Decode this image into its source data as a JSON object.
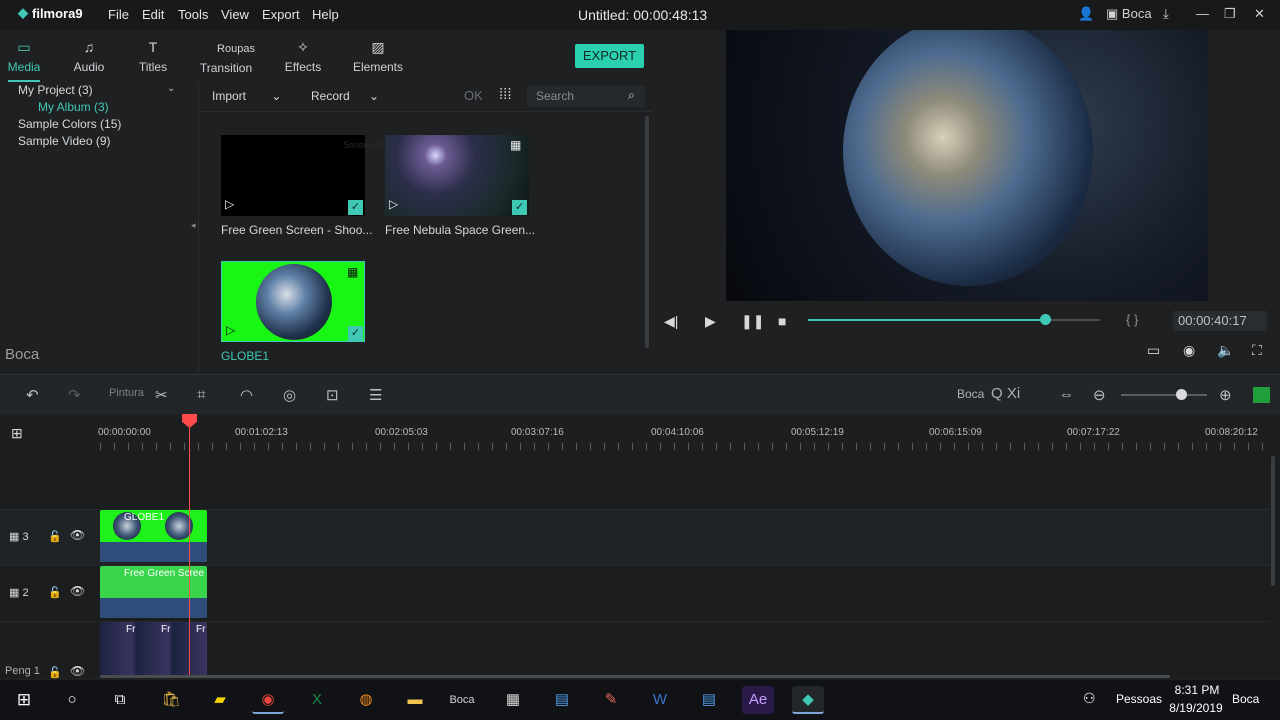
{
  "app": {
    "logo": "filmora9",
    "title": "Untitled:",
    "duration": "00:00:48:13"
  },
  "menu": [
    "File",
    "Edit",
    "Tools",
    "View",
    "Export",
    "Help"
  ],
  "window": {
    "user_label": "Boca"
  },
  "tabs": {
    "media": "Media",
    "audio": "Audio",
    "titles": "Titles",
    "roupas": "Roupas",
    "transition": "Transition",
    "effects": "Effects",
    "elements": "Elements"
  },
  "export_label": "EXPORT",
  "left_panel": {
    "items": [
      "My Project (3)",
      "My Album (3)",
      "Sample Colors (15)",
      "Sample Video (9)"
    ],
    "bottom_label": "Boca"
  },
  "media_toolbar": {
    "import": "Import",
    "record": "Record",
    "ok": "OK",
    "search_placeholder": "Search"
  },
  "media": [
    {
      "caption": "Free Green Screen - Shoo...",
      "watermark": "Sonolento"
    },
    {
      "caption": "Free Nebula Space Green..."
    },
    {
      "caption": "GLOBE1"
    }
  ],
  "player": {
    "timecode": "00:00:40:17",
    "brackets": "{    }",
    "progress": 0.81
  },
  "edit_toolbar": {
    "pintura": "Pintura",
    "boca": "Boca",
    "qxi": "Q Xi",
    "zoom": 0.7
  },
  "ruler": [
    "00:00:00:00",
    "00:01:02:13",
    "00:02:05:03",
    "00:03:07:16",
    "00:04:10:06",
    "00:05:12:19",
    "00:06:15:09",
    "00:07:17:22",
    "00:08:20:12"
  ],
  "tracks": [
    {
      "num": "3",
      "clip": "GLOBE1"
    },
    {
      "num": "2",
      "clip": "Free Green Scree"
    },
    {
      "num": "",
      "clip": "Fr"
    }
  ],
  "track_bottom_label": "Peng 1",
  "taskbar": {
    "pessoas": "Pessoas",
    "time": "8:31 PM",
    "date": "8/19/2019",
    "lang": "Boca",
    "boca_tile": "Boca"
  }
}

================================

Written exercise: Filter the entries above down to the lines containing the word "Green".

Answer to the problem:
      "caption": "Free Green Screen - Shoo...",
      "caption": "Free Nebula Space Green..."
      "clip": "Free Green Scree"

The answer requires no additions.